* [What is asked] Track down the lines that contain "ipsum" and copy them.

* [Extracted entries]

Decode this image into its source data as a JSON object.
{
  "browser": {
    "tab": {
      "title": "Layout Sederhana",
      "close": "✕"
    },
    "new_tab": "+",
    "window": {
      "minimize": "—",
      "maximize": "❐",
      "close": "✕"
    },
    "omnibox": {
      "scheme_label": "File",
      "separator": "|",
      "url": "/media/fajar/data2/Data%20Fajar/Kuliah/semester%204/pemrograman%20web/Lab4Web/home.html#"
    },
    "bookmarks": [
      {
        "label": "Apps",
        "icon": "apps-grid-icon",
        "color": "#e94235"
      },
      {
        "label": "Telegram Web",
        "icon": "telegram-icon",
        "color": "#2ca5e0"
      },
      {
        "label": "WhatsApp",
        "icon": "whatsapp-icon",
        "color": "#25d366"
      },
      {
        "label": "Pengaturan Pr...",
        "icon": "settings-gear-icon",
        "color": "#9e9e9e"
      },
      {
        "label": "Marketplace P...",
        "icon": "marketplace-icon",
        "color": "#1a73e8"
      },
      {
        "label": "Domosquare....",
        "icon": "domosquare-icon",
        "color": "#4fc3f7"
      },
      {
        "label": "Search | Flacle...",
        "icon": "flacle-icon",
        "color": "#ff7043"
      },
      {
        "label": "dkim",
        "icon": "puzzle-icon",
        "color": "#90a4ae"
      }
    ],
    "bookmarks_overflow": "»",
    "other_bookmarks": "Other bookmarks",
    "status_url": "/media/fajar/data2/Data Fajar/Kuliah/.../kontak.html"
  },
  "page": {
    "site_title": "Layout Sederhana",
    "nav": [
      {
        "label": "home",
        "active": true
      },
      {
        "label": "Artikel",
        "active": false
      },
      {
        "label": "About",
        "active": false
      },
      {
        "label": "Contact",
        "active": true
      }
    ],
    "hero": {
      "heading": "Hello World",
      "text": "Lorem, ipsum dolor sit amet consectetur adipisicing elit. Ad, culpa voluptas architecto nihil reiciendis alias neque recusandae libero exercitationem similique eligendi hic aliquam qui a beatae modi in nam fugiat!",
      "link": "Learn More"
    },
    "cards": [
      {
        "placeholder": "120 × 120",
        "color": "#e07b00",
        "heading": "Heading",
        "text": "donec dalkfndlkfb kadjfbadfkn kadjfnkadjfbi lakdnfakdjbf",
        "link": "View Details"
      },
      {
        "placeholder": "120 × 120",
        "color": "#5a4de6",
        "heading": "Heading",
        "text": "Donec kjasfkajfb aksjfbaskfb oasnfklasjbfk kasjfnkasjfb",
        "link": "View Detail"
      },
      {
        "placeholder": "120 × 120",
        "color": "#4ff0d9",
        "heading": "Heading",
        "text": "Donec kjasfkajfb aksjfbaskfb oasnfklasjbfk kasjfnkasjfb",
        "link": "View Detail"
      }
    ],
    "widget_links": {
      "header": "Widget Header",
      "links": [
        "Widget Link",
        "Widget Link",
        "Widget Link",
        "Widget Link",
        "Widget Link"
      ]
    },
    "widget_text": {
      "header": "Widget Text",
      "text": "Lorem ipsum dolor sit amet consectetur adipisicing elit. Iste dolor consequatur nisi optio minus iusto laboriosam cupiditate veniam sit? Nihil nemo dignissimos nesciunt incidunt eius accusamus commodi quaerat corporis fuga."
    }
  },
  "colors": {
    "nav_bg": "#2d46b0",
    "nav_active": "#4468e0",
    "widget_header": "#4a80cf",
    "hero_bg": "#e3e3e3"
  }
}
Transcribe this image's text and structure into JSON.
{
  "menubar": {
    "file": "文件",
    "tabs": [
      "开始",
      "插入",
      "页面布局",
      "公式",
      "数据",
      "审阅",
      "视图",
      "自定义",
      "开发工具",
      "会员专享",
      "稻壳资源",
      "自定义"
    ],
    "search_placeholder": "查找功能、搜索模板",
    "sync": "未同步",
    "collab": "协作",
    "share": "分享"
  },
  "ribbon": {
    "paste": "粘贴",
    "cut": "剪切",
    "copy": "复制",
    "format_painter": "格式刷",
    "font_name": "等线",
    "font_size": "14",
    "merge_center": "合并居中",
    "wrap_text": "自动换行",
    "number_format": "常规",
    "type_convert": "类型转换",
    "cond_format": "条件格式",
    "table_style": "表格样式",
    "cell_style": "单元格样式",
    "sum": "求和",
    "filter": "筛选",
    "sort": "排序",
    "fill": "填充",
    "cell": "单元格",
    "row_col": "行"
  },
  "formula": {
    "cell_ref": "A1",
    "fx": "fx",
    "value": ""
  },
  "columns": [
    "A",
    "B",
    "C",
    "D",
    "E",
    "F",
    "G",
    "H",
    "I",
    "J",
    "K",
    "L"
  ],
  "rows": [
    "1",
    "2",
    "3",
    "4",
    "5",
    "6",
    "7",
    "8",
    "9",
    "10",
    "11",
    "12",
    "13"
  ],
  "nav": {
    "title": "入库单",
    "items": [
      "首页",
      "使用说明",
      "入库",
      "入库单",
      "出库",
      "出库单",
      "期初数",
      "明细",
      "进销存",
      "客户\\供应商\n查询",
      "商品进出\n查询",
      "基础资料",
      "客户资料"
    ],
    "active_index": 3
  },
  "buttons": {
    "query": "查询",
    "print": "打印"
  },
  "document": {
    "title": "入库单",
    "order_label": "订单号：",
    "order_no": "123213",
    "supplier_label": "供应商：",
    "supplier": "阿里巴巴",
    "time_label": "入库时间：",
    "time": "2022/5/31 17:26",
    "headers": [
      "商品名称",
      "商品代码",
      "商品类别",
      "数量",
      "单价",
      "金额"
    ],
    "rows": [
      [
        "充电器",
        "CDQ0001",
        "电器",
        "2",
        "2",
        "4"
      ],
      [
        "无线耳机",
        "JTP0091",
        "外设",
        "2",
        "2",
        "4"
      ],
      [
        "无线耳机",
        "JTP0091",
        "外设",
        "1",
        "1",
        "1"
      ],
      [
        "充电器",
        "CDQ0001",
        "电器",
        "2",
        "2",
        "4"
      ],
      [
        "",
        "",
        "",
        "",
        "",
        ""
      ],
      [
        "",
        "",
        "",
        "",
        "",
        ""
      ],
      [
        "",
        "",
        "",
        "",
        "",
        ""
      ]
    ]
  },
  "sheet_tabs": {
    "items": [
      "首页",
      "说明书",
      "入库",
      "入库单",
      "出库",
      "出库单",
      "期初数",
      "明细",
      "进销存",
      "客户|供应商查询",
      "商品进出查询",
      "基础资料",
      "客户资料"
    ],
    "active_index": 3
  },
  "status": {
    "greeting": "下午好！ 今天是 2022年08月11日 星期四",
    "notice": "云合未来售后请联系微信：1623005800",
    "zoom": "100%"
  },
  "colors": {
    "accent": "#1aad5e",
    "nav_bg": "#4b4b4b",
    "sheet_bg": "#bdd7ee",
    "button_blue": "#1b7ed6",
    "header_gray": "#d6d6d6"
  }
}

* [Task response]
      "text": "Lorem, ipsum dolor sit amet consectetur adipisicing elit. Ad, culpa voluptas architecto nihil reiciendis alias neque recusandae libero exercitationem similique eligendi hic aliquam qui a beatae modi in nam fugiat!",
      "text": "Lorem ipsum dolor sit amet consectetur adipisicing elit. Iste dolor consequatur nisi optio minus iusto laboriosam cupiditate veniam sit? Nihil nemo dignissimos nesciunt incidunt eius accusamus commodi quaerat corporis fuga."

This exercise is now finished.